■ STATED TASK:
Collect from the data below each line with "object".

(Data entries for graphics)
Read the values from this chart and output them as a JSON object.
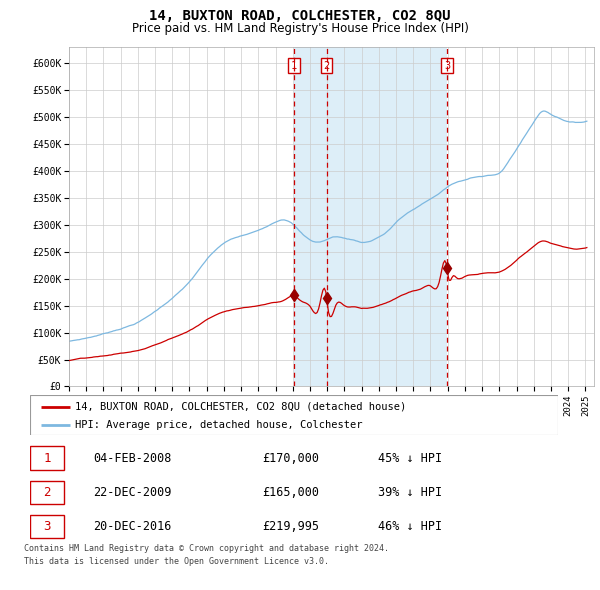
{
  "title": "14, BUXTON ROAD, COLCHESTER, CO2 8QU",
  "subtitle": "Price paid vs. HM Land Registry's House Price Index (HPI)",
  "title_fontsize": 10,
  "subtitle_fontsize": 8.5,
  "ylim": [
    0,
    625000
  ],
  "yticks": [
    0,
    50000,
    100000,
    150000,
    200000,
    250000,
    300000,
    350000,
    400000,
    450000,
    500000,
    550000,
    600000
  ],
  "ytick_labels": [
    "£0",
    "£50K",
    "£100K",
    "£150K",
    "£200K",
    "£250K",
    "£300K",
    "£350K",
    "£400K",
    "£450K",
    "£500K",
    "£550K",
    "£600K"
  ],
  "xlim_start": 1995.0,
  "xlim_end": 2025.5,
  "background_color": "#ffffff",
  "grid_color": "#cccccc",
  "hpi_color": "#7db8e0",
  "price_paid_color": "#cc0000",
  "sale_line_color": "#cc0000",
  "sale_marker_color": "#990000",
  "shade_color": "#ddeef8",
  "legend_label_red": "14, BUXTON ROAD, COLCHESTER, CO2 8QU (detached house)",
  "legend_label_blue": "HPI: Average price, detached house, Colchester",
  "footer_line1": "Contains HM Land Registry data © Crown copyright and database right 2024.",
  "footer_line2": "This data is licensed under the Open Government Licence v3.0.",
  "sales": [
    {
      "num": 1,
      "year": 2008.08,
      "price": 170000,
      "label": "04-FEB-2008",
      "price_str": "£170,000",
      "hpi_str": "45% ↓ HPI"
    },
    {
      "num": 2,
      "year": 2009.97,
      "price": 165000,
      "label": "22-DEC-2009",
      "price_str": "£165,000",
      "hpi_str": "39% ↓ HPI"
    },
    {
      "num": 3,
      "year": 2016.97,
      "price": 219995,
      "label": "20-DEC-2016",
      "price_str": "£219,995",
      "hpi_str": "46% ↓ HPI"
    }
  ]
}
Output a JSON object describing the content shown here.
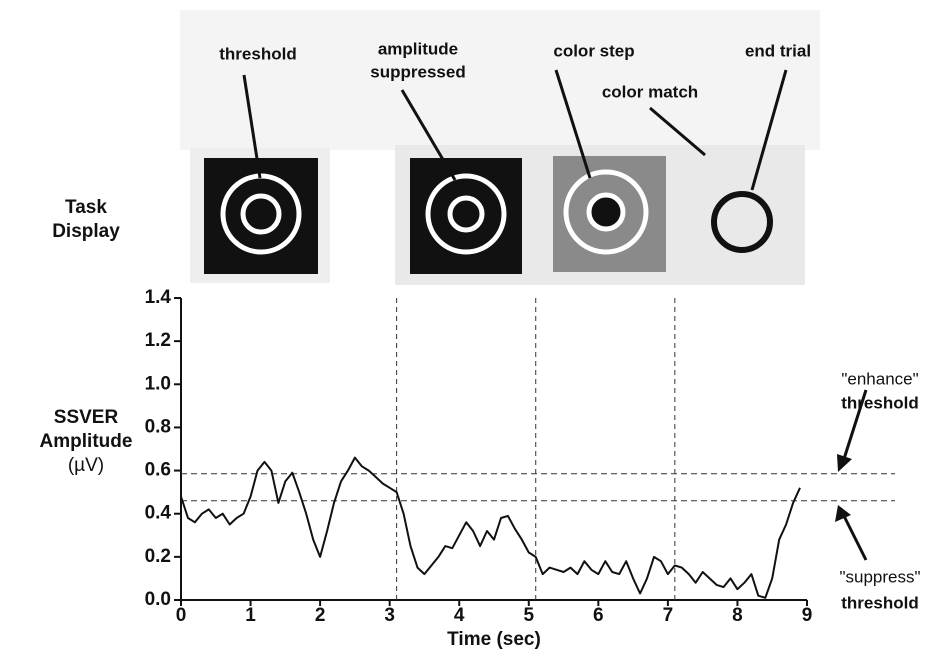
{
  "chart_data": {
    "type": "line",
    "task_display": {
      "title_lines": [
        "Task",
        "Display"
      ],
      "labels": [
        [
          "threshold"
        ],
        [
          "amplitude",
          "suppressed"
        ],
        [
          "color step"
        ],
        [
          "color match"
        ],
        [
          "end trial"
        ]
      ]
    },
    "ylabel_lines": [
      "SSVER",
      "Amplitude",
      "(µV)"
    ],
    "xlabel": "Time (sec)",
    "x": [
      0,
      0.1,
      0.2,
      0.3,
      0.4,
      0.5,
      0.6,
      0.7,
      0.8,
      0.9,
      1.0,
      1.1,
      1.2,
      1.3,
      1.4,
      1.5,
      1.6,
      1.7,
      1.8,
      1.9,
      2.0,
      2.1,
      2.2,
      2.3,
      2.4,
      2.5,
      2.6,
      2.7,
      2.8,
      2.9,
      3.0,
      3.1,
      3.2,
      3.3,
      3.4,
      3.5,
      3.6,
      3.7,
      3.8,
      3.9,
      4.0,
      4.1,
      4.2,
      4.3,
      4.4,
      4.5,
      4.6,
      4.7,
      4.8,
      4.9,
      5.0,
      5.1,
      5.2,
      5.3,
      5.4,
      5.5,
      5.6,
      5.7,
      5.8,
      5.9,
      6.0,
      6.1,
      6.2,
      6.3,
      6.4,
      6.5,
      6.6,
      6.7,
      6.8,
      6.9,
      7.0,
      7.1,
      7.2,
      7.3,
      7.4,
      7.5,
      7.6,
      7.7,
      7.8,
      7.9,
      8.0,
      8.1,
      8.2,
      8.3,
      8.4,
      8.5,
      8.6,
      8.7,
      8.8,
      8.9
    ],
    "series": [
      {
        "color": "#111111",
        "values": [
          0.48,
          0.38,
          0.36,
          0.4,
          0.42,
          0.38,
          0.4,
          0.35,
          0.38,
          0.4,
          0.48,
          0.6,
          0.64,
          0.6,
          0.45,
          0.55,
          0.59,
          0.5,
          0.4,
          0.28,
          0.2,
          0.32,
          0.45,
          0.55,
          0.6,
          0.66,
          0.62,
          0.6,
          0.57,
          0.54,
          0.52,
          0.5,
          0.4,
          0.25,
          0.15,
          0.12,
          0.16,
          0.2,
          0.25,
          0.24,
          0.3,
          0.36,
          0.32,
          0.25,
          0.32,
          0.28,
          0.38,
          0.39,
          0.33,
          0.28,
          0.22,
          0.2,
          0.12,
          0.15,
          0.14,
          0.13,
          0.15,
          0.12,
          0.18,
          0.14,
          0.12,
          0.18,
          0.13,
          0.12,
          0.18,
          0.1,
          0.03,
          0.1,
          0.2,
          0.18,
          0.12,
          0.16,
          0.15,
          0.12,
          0.08,
          0.13,
          0.1,
          0.07,
          0.06,
          0.1,
          0.05,
          0.08,
          0.12,
          0.02,
          0.01,
          0.1,
          0.28,
          0.35,
          0.45,
          0.52
        ]
      }
    ],
    "events": [
      3.1,
      5.1,
      7.1
    ],
    "thresholds": [
      {
        "lines": [
          "\"enhance\"",
          "threshold"
        ],
        "value": 0.585
      },
      {
        "lines": [
          "\"suppress\"",
          "threshold"
        ],
        "value": 0.46
      }
    ],
    "xlim": [
      0,
      9
    ],
    "ylim": [
      0,
      1.4
    ],
    "xticks": [
      0,
      1,
      2,
      3,
      4,
      5,
      6,
      7,
      8,
      9
    ],
    "yticks": [
      {
        "value": 0,
        "label": "0.0"
      },
      0.2,
      0.4,
      0.6,
      0.8,
      {
        "value": 1,
        "label": "1.0"
      },
      1.2,
      1.4
    ]
  }
}
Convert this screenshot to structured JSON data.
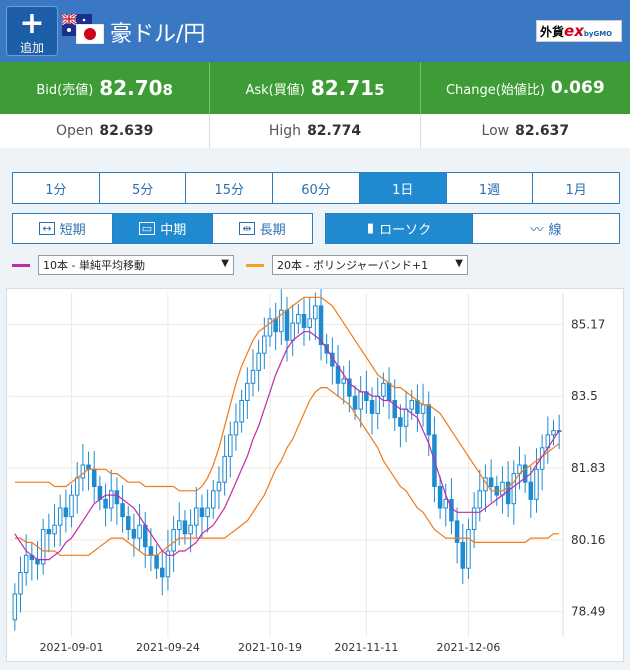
{
  "header": {
    "add_label": "追加",
    "title": "豪ドル/円",
    "logo_main": "外貨",
    "logo_ex": "ex",
    "logo_sub": "byGMO"
  },
  "rates": {
    "bid_label": "Bid(売値)",
    "bid_main": "82.70",
    "bid_pip": "8",
    "ask_label": "Ask(買値)",
    "ask_main": "82.71",
    "ask_pip": "5",
    "change_label": "Change(始値比)",
    "change_value": "0.069"
  },
  "ohl": {
    "open_label": "Open",
    "open_value": "82.639",
    "high_label": "High",
    "high_value": "82.774",
    "low_label": "Low",
    "low_value": "82.637"
  },
  "periods": [
    "1分",
    "5分",
    "15分",
    "60分",
    "1日",
    "1週",
    "1月"
  ],
  "active_period": "1日",
  "terms": [
    {
      "icon": "↔",
      "label": "短期"
    },
    {
      "icon": "▭",
      "label": "中期"
    },
    {
      "icon": "⇹",
      "label": "長期"
    }
  ],
  "chart_types": [
    {
      "icon": "▮",
      "label": "ローソク"
    },
    {
      "icon": "〰",
      "label": "線"
    }
  ],
  "indicators": {
    "ma_option": "10本 - 単純平均移動",
    "ma_color": "#c02aa8",
    "bb_option": "20本 - ボリンジャーバンド+1",
    "bb_color": "#f5a21b"
  },
  "chart_data": {
    "type": "candlestick",
    "y_ticks": [
      "85.17",
      "83.5",
      "81.83",
      "80.16",
      "78.49"
    ],
    "ylim": [
      77.9,
      85.9
    ],
    "x_ticks": [
      "2021-09-01",
      "2021-09-24",
      "2021-10-19",
      "2021-11-11",
      "2021-12-06"
    ],
    "x_tick_index": [
      10,
      27,
      45,
      62,
      80
    ],
    "candle_color": "#1f8ad0",
    "ma_color": "#c02aa8",
    "band_color": "#f07a1a",
    "closes": [
      78.9,
      79.4,
      79.8,
      79.7,
      79.6,
      80.4,
      80.3,
      80.5,
      80.9,
      80.7,
      81.2,
      81.6,
      81.9,
      81.8,
      81.4,
      81.1,
      80.9,
      81.3,
      81.0,
      80.7,
      80.4,
      80.2,
      80.5,
      80.0,
      79.8,
      79.5,
      79.3,
      79.9,
      80.4,
      80.6,
      80.3,
      80.5,
      80.9,
      80.7,
      80.9,
      81.3,
      81.5,
      82.1,
      82.6,
      82.9,
      83.4,
      83.8,
      84.1,
      84.5,
      84.9,
      85.3,
      85.0,
      85.5,
      84.8,
      85.2,
      85.4,
      85.1,
      85.3,
      85.6,
      84.7,
      84.5,
      84.2,
      83.8,
      83.9,
      83.5,
      83.2,
      83.6,
      83.4,
      83.1,
      83.5,
      83.8,
      83.4,
      83.0,
      82.8,
      83.2,
      83.4,
      83.1,
      83.3,
      82.6,
      81.4,
      80.9,
      81.1,
      80.6,
      80.1,
      79.5,
      80.4,
      80.9,
      81.3,
      81.6,
      81.4,
      81.2,
      81.5,
      81.0,
      81.7,
      81.9,
      81.5,
      81.1,
      81.8,
      82.3,
      82.6,
      82.7,
      82.7
    ],
    "ma10": [
      80.3,
      80.1,
      79.9,
      79.8,
      79.7,
      79.7,
      79.7,
      79.8,
      79.9,
      80.1,
      80.2,
      80.4,
      80.6,
      80.8,
      81.0,
      81.1,
      81.2,
      81.2,
      81.2,
      81.1,
      81.0,
      80.9,
      80.7,
      80.5,
      80.3,
      80.1,
      79.9,
      79.8,
      79.8,
      79.9,
      79.9,
      80.0,
      80.1,
      80.3,
      80.4,
      80.5,
      80.7,
      80.9,
      81.2,
      81.5,
      81.8,
      82.1,
      82.5,
      82.8,
      83.2,
      83.6,
      84.0,
      84.3,
      84.6,
      84.8,
      84.9,
      85.0,
      85.0,
      84.9,
      84.8,
      84.6,
      84.4,
      84.2,
      84.0,
      83.8,
      83.7,
      83.6,
      83.6,
      83.5,
      83.5,
      83.4,
      83.4,
      83.3,
      83.2,
      83.2,
      83.1,
      83.0,
      82.7,
      82.4,
      82.0,
      81.6,
      81.2,
      80.9,
      80.8,
      80.8,
      80.8,
      80.8,
      80.8,
      80.9,
      81.0,
      81.1,
      81.2,
      81.3,
      81.4,
      81.5,
      81.6,
      81.7,
      81.9,
      82.1,
      82.3,
      82.5,
      82.7
    ],
    "bb_upper": [
      81.5,
      81.5,
      81.5,
      81.5,
      81.5,
      81.5,
      81.5,
      81.4,
      81.4,
      81.4,
      81.5,
      81.6,
      81.7,
      81.8,
      81.8,
      81.8,
      81.8,
      81.7,
      81.7,
      81.6,
      81.5,
      81.5,
      81.5,
      81.4,
      81.4,
      81.4,
      81.4,
      81.4,
      81.4,
      81.3,
      81.3,
      81.3,
      81.3,
      81.4,
      81.6,
      81.9,
      82.3,
      82.8,
      83.3,
      83.8,
      84.2,
      84.5,
      84.8,
      85.0,
      85.1,
      85.2,
      85.3,
      85.4,
      85.5,
      85.6,
      85.7,
      85.8,
      85.8,
      85.8,
      85.8,
      85.7,
      85.6,
      85.4,
      85.2,
      85.0,
      84.8,
      84.6,
      84.4,
      84.2,
      84.0,
      83.9,
      83.8,
      83.7,
      83.7,
      83.6,
      83.5,
      83.4,
      83.3,
      83.3,
      83.2,
      83.1,
      82.9,
      82.7,
      82.5,
      82.3,
      82.1,
      81.9,
      81.7,
      81.5,
      81.3,
      81.3,
      81.3,
      81.4,
      81.5,
      81.7,
      81.8,
      81.9,
      82.0,
      82.1,
      82.2,
      82.3,
      82.4
    ],
    "bb_lower": [
      80.2,
      80.2,
      80.1,
      80.1,
      80.0,
      79.9,
      79.9,
      79.9,
      79.8,
      79.8,
      79.8,
      79.8,
      79.8,
      79.8,
      79.9,
      80.0,
      80.1,
      80.2,
      80.2,
      80.2,
      80.1,
      80.0,
      79.9,
      79.8,
      79.8,
      79.8,
      79.9,
      80.0,
      80.1,
      80.2,
      80.2,
      80.2,
      80.2,
      80.2,
      80.2,
      80.2,
      80.2,
      80.2,
      80.3,
      80.4,
      80.5,
      80.6,
      80.8,
      81.0,
      81.2,
      81.5,
      81.8,
      82.0,
      82.3,
      82.5,
      82.8,
      83.1,
      83.4,
      83.6,
      83.7,
      83.7,
      83.6,
      83.5,
      83.4,
      83.3,
      83.1,
      82.9,
      82.7,
      82.5,
      82.3,
      82.0,
      81.8,
      81.6,
      81.4,
      81.3,
      81.1,
      80.9,
      80.8,
      80.6,
      80.4,
      80.3,
      80.2,
      80.2,
      80.2,
      80.2,
      80.2,
      80.1,
      80.1,
      80.1,
      80.1,
      80.1,
      80.1,
      80.1,
      80.1,
      80.1,
      80.1,
      80.2,
      80.2,
      80.2,
      80.2,
      80.3,
      80.3
    ]
  }
}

■ CORRECT RESULT:
Read the values from this chart and output them as a JSON object.
Output a JSON object describing the content shown here.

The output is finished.